━━ DATASET EXCERPTS

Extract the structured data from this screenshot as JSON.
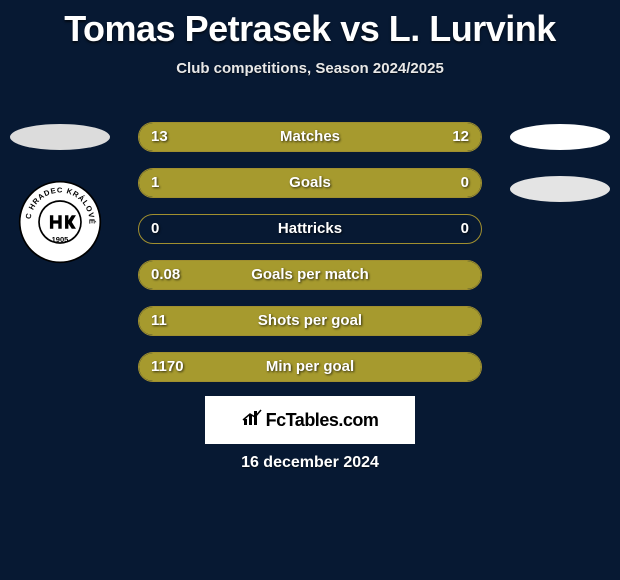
{
  "title": "Tomas Petrasek vs L. Lurvink",
  "subtitle": "Club competitions, Season 2024/2025",
  "date": "16 december 2024",
  "footer_brand": "FcTables.com",
  "colors": {
    "background": "#071933",
    "bar_fill": "#a69a2e",
    "bar_border": "#a08f2f",
    "text": "#ffffff"
  },
  "badge": {
    "name": "FC Hradec Králové",
    "year": "1905",
    "bg": "#ffffff",
    "fg": "#000000"
  },
  "ovals": {
    "left": "#dcdcdc",
    "right_top": "#ffffff",
    "right_bottom": "#e4e4e4"
  },
  "stats": [
    {
      "label": "Matches",
      "left_val": "13",
      "right_val": "12",
      "left_pct": 52,
      "right_pct": 48
    },
    {
      "label": "Goals",
      "left_val": "1",
      "right_val": "0",
      "left_pct": 75,
      "right_pct": 25
    },
    {
      "label": "Hattricks",
      "left_val": "0",
      "right_val": "0",
      "left_pct": 0,
      "right_pct": 0
    },
    {
      "label": "Goals per match",
      "left_val": "0.08",
      "right_val": "",
      "left_pct": 100,
      "right_pct": 0
    },
    {
      "label": "Shots per goal",
      "left_val": "11",
      "right_val": "",
      "left_pct": 100,
      "right_pct": 0
    },
    {
      "label": "Min per goal",
      "left_val": "1170",
      "right_val": "",
      "left_pct": 100,
      "right_pct": 0
    }
  ]
}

━━━━

▶ PROBLEM STATEMENT:
Set down all the entries exactly as they appear, but skip any pictures.

▶ OUTPUT OF THE TASK:
Extract the structured data from this screenshot as JSON.
{
  "title": "Tomas Petrasek vs L. Lurvink",
  "subtitle": "Club competitions, Season 2024/2025",
  "date": "16 december 2024",
  "footer_brand": "FcTables.com",
  "colors": {
    "background": "#071933",
    "bar_fill": "#a69a2e",
    "bar_border": "#a08f2f",
    "text": "#ffffff"
  },
  "badge": {
    "name": "FC Hradec Králové",
    "year": "1905",
    "bg": "#ffffff",
    "fg": "#000000"
  },
  "ovals": {
    "left": "#dcdcdc",
    "right_top": "#ffffff",
    "right_bottom": "#e4e4e4"
  },
  "stats": [
    {
      "label": "Matches",
      "left_val": "13",
      "right_val": "12",
      "left_pct": 52,
      "right_pct": 48
    },
    {
      "label": "Goals",
      "left_val": "1",
      "right_val": "0",
      "left_pct": 75,
      "right_pct": 25
    },
    {
      "label": "Hattricks",
      "left_val": "0",
      "right_val": "0",
      "left_pct": 0,
      "right_pct": 0
    },
    {
      "label": "Goals per match",
      "left_val": "0.08",
      "right_val": "",
      "left_pct": 100,
      "right_pct": 0
    },
    {
      "label": "Shots per goal",
      "left_val": "11",
      "right_val": "",
      "left_pct": 100,
      "right_pct": 0
    },
    {
      "label": "Min per goal",
      "left_val": "1170",
      "right_val": "",
      "left_pct": 100,
      "right_pct": 0
    }
  ]
}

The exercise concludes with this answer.